Brief: In the material below, copy each line word for word, starting at the line that contains "colorbar-ticks: 0 0.05" and stopping after the line that contains "contour-line [101, 61, 135, 91]".

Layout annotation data
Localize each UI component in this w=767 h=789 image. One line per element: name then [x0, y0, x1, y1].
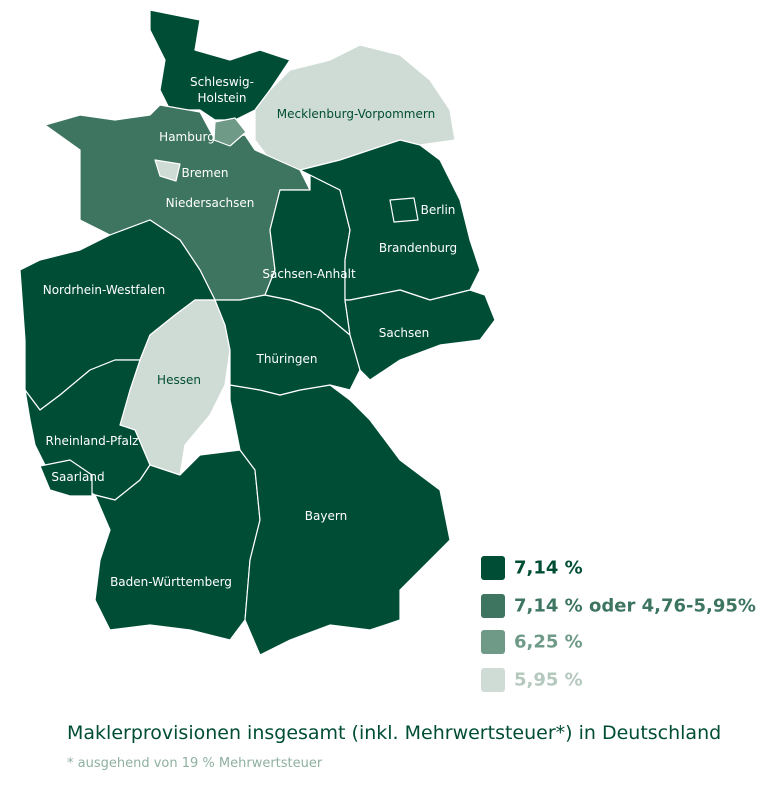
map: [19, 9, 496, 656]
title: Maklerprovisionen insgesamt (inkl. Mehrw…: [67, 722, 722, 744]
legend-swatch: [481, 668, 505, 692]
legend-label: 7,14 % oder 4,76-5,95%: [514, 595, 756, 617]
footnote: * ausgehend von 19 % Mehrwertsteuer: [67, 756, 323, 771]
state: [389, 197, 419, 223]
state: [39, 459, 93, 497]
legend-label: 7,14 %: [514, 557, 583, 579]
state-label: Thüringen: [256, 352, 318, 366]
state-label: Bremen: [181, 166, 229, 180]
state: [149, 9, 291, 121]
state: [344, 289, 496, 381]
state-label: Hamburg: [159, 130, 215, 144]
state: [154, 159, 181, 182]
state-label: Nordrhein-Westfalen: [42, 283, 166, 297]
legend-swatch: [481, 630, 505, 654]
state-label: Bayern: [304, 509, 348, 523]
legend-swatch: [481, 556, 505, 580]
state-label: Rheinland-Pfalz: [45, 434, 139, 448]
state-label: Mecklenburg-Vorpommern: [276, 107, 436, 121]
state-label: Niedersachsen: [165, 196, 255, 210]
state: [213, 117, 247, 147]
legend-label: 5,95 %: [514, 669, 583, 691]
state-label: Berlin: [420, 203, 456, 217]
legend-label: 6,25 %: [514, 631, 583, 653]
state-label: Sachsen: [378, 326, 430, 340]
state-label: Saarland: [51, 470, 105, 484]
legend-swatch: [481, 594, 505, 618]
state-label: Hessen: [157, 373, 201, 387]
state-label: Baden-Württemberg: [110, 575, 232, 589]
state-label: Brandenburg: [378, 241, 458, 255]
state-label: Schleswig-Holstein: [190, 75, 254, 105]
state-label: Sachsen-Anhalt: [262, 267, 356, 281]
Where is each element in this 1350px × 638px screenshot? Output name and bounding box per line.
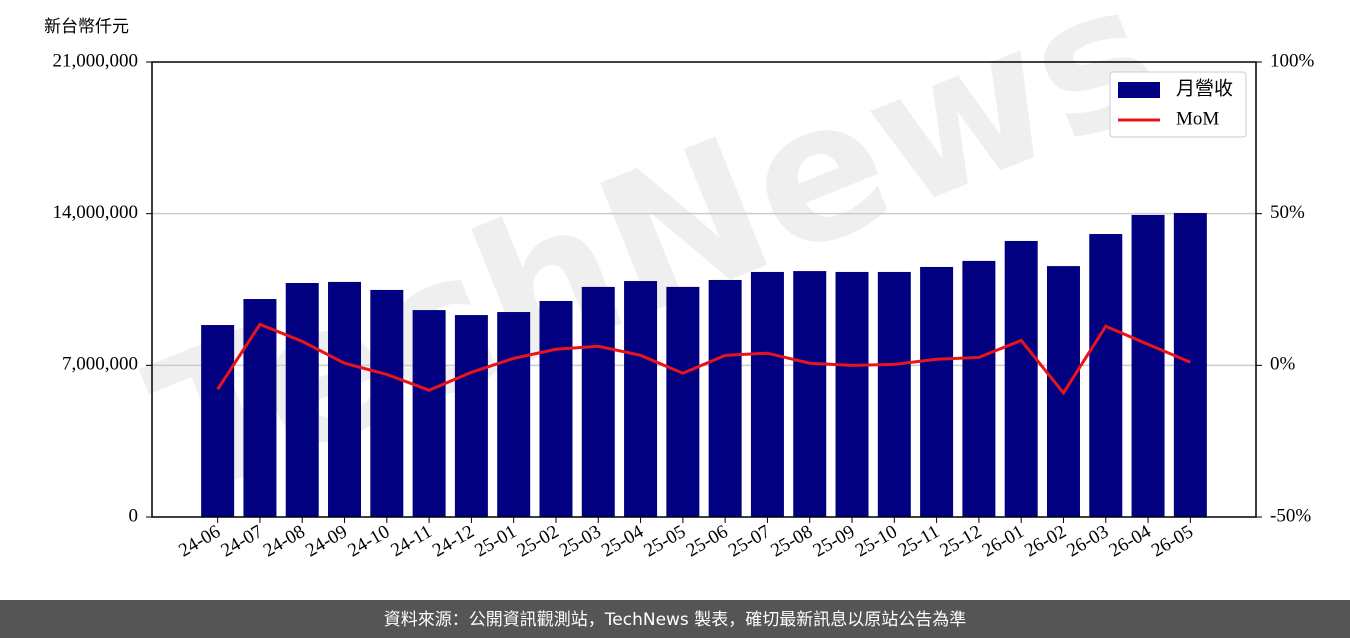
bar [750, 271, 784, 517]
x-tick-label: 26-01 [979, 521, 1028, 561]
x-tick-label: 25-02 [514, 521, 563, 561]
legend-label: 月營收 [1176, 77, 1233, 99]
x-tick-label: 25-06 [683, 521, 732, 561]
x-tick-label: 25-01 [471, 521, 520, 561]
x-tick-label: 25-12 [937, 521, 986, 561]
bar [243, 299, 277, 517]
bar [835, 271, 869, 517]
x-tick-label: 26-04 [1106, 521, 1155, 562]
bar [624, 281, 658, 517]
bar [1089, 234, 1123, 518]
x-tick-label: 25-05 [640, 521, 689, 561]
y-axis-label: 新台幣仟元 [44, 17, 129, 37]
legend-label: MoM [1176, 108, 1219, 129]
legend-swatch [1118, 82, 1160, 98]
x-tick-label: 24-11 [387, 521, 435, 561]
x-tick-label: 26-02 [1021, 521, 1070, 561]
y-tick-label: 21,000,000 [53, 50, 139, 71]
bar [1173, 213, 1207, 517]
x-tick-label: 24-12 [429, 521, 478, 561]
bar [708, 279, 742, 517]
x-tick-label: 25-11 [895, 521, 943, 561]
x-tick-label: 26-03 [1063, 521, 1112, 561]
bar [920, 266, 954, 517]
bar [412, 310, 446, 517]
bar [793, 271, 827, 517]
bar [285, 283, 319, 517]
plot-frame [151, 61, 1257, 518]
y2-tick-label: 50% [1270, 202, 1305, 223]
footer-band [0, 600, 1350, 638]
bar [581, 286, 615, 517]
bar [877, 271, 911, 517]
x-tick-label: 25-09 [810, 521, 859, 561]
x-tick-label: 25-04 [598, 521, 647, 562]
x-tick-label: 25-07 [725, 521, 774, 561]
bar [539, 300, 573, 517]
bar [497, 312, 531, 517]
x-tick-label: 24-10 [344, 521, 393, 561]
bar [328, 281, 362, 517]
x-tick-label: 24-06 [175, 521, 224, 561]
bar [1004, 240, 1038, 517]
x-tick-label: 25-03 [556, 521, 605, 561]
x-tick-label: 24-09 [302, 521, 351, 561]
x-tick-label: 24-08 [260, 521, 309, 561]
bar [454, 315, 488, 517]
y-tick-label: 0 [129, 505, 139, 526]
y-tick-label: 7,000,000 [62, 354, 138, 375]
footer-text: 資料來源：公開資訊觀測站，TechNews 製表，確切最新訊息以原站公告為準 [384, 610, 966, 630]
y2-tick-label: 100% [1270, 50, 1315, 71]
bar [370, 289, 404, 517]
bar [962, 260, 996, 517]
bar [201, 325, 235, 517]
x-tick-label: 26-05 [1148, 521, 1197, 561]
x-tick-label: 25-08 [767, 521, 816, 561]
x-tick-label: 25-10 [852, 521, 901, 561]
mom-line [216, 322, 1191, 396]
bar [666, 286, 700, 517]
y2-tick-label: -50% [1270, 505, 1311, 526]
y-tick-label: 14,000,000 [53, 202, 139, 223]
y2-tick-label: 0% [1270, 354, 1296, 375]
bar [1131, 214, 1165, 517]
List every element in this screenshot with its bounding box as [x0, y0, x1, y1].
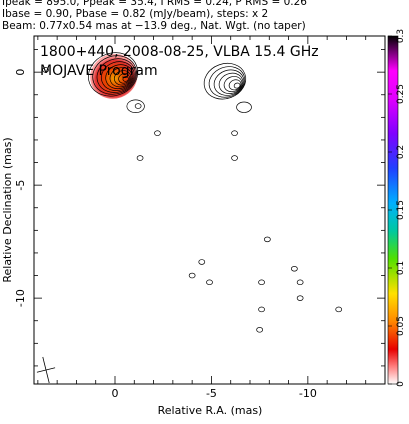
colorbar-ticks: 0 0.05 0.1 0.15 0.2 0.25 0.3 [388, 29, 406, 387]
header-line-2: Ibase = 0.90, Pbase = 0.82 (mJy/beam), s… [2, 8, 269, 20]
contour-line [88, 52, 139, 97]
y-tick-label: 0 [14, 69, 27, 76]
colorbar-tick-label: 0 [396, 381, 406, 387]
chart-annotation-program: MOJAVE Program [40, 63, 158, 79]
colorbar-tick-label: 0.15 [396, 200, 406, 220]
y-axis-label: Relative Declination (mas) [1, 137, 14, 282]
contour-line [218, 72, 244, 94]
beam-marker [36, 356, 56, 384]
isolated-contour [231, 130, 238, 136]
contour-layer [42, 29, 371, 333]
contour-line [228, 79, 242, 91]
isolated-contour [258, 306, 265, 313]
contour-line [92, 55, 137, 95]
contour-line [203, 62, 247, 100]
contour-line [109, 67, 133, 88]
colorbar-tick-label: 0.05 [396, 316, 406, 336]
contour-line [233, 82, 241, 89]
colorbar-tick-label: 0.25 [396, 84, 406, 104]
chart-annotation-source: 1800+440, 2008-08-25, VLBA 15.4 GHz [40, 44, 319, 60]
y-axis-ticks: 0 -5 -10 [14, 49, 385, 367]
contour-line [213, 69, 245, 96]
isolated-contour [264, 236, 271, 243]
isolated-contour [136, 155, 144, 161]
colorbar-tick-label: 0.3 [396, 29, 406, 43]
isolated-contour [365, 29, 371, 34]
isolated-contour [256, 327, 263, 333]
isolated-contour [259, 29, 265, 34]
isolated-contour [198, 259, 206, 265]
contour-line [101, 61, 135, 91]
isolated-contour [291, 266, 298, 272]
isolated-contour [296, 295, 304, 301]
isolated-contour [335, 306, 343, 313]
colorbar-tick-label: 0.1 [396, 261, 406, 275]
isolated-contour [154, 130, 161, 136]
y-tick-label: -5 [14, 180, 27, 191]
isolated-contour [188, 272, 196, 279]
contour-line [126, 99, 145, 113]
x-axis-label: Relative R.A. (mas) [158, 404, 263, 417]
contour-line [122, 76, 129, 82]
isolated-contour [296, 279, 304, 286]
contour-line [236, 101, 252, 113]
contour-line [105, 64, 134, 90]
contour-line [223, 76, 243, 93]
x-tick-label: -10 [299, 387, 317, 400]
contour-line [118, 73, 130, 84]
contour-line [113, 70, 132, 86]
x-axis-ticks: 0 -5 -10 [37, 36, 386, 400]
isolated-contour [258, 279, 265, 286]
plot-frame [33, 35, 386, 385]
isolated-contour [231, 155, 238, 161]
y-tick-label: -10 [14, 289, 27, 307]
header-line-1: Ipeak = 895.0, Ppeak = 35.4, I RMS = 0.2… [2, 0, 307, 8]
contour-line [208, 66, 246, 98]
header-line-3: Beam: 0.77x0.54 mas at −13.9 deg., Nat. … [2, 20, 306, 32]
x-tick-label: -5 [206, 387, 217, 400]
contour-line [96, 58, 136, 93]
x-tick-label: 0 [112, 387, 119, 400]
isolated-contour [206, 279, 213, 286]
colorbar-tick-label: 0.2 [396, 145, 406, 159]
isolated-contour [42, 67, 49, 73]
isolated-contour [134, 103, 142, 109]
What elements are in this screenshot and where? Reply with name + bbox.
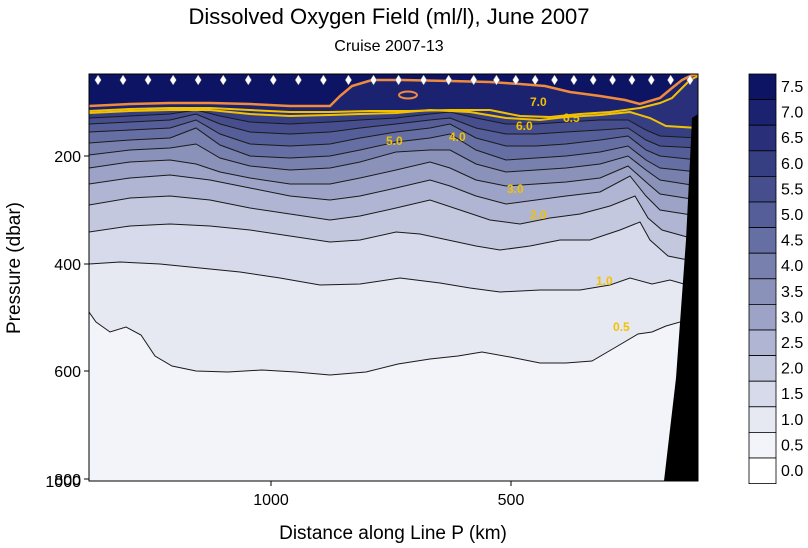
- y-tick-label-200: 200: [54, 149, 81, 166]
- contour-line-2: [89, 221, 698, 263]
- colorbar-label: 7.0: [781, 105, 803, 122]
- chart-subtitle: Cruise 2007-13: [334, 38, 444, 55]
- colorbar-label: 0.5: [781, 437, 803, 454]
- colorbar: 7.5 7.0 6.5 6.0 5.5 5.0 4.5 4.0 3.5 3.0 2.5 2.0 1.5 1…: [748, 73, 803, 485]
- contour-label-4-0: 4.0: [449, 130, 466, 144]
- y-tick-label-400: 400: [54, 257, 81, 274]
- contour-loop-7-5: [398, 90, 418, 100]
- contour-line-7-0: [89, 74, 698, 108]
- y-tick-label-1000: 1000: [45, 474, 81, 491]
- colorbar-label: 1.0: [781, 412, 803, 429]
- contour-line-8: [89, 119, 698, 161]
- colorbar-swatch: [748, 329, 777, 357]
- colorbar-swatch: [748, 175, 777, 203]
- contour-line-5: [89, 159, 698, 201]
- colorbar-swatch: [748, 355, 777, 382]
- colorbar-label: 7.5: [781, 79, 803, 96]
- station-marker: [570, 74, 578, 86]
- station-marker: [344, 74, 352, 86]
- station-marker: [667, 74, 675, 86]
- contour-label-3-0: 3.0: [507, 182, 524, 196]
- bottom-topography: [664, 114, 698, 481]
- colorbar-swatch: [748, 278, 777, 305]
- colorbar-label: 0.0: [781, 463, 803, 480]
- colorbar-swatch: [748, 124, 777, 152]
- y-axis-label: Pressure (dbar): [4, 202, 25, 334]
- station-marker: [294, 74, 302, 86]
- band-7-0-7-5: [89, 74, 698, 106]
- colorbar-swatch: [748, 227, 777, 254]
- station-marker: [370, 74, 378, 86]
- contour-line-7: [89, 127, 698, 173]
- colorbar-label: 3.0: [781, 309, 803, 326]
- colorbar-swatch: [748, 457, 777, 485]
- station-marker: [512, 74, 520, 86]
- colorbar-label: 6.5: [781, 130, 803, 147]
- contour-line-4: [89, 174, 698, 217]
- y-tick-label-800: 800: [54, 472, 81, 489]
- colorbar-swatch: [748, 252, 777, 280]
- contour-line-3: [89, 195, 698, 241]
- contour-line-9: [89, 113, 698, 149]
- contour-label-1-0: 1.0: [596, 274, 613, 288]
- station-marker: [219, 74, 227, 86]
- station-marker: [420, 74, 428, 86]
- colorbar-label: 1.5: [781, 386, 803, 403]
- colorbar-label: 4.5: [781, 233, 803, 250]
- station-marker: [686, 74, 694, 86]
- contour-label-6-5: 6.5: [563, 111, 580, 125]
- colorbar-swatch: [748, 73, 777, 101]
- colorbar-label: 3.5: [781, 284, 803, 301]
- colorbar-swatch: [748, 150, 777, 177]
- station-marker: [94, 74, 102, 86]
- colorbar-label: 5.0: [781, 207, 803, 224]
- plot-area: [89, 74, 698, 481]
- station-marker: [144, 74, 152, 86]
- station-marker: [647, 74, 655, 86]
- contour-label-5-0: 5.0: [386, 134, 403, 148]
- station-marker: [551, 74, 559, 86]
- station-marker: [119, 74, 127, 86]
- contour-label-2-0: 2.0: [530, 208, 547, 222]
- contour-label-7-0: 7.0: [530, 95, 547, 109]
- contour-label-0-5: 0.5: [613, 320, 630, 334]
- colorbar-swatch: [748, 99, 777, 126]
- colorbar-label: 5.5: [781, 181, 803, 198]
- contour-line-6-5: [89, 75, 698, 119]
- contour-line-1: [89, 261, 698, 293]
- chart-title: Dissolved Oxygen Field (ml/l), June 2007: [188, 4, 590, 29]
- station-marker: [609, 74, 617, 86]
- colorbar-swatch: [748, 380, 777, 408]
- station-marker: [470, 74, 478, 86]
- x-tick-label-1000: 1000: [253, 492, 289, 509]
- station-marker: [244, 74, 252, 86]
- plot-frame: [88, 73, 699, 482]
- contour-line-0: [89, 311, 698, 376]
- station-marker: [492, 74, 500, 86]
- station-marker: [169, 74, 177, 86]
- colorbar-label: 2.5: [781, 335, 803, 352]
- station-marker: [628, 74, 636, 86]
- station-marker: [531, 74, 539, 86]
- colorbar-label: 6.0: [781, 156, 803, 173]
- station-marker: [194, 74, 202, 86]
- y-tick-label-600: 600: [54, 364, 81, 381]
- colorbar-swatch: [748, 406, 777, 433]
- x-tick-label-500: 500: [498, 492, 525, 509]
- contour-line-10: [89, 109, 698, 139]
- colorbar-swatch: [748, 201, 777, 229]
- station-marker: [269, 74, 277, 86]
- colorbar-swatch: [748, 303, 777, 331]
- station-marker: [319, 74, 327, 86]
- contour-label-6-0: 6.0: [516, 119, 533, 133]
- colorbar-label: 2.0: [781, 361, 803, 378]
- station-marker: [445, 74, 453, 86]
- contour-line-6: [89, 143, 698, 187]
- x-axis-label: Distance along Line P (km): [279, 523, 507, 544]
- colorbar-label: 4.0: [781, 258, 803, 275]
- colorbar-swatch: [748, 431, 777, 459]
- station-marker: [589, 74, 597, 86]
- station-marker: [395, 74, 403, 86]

Task result:
colorbar-ticks: 0 0.05 0.1 0.15 0.2 0.25 0.3 [388, 29, 406, 387]
header-line-2: Ibase = 0.90, Pbase = 0.82 (mJy/beam), s… [2, 8, 269, 20]
contour-line [88, 52, 139, 97]
y-tick-label: 0 [14, 69, 27, 76]
colorbar-tick-label: 0 [396, 381, 406, 387]
chart-annotation-program: MOJAVE Program [40, 63, 158, 79]
colorbar-tick-label: 0.15 [396, 200, 406, 220]
y-axis-label: Relative Declination (mas) [1, 137, 14, 282]
contour-line [218, 72, 244, 94]
beam-marker [36, 356, 56, 384]
isolated-contour [231, 130, 238, 136]
contour-layer [42, 29, 371, 333]
contour-line [228, 79, 242, 91]
isolated-contour [258, 306, 265, 313]
contour-line [92, 55, 137, 95]
contour-line [203, 62, 247, 100]
contour-line [109, 67, 133, 88]
colorbar-tick-label: 0.05 [396, 316, 406, 336]
contour-line [233, 82, 241, 89]
colorbar-tick-label: 0.25 [396, 84, 406, 104]
chart-annotation-source: 1800+440, 2008-08-25, VLBA 15.4 GHz [40, 44, 319, 60]
y-axis-ticks: 0 -5 -10 [14, 49, 385, 367]
contour-line [213, 69, 245, 96]
isolated-contour [264, 236, 271, 243]
isolated-contour [136, 155, 144, 161]
colorbar-tick-label: 0.3 [396, 29, 406, 43]
isolated-contour [365, 29, 371, 34]
isolated-contour [256, 327, 263, 333]
isolated-contour [259, 29, 265, 34]
isolated-contour [198, 259, 206, 265]
contour-line [101, 61, 135, 91]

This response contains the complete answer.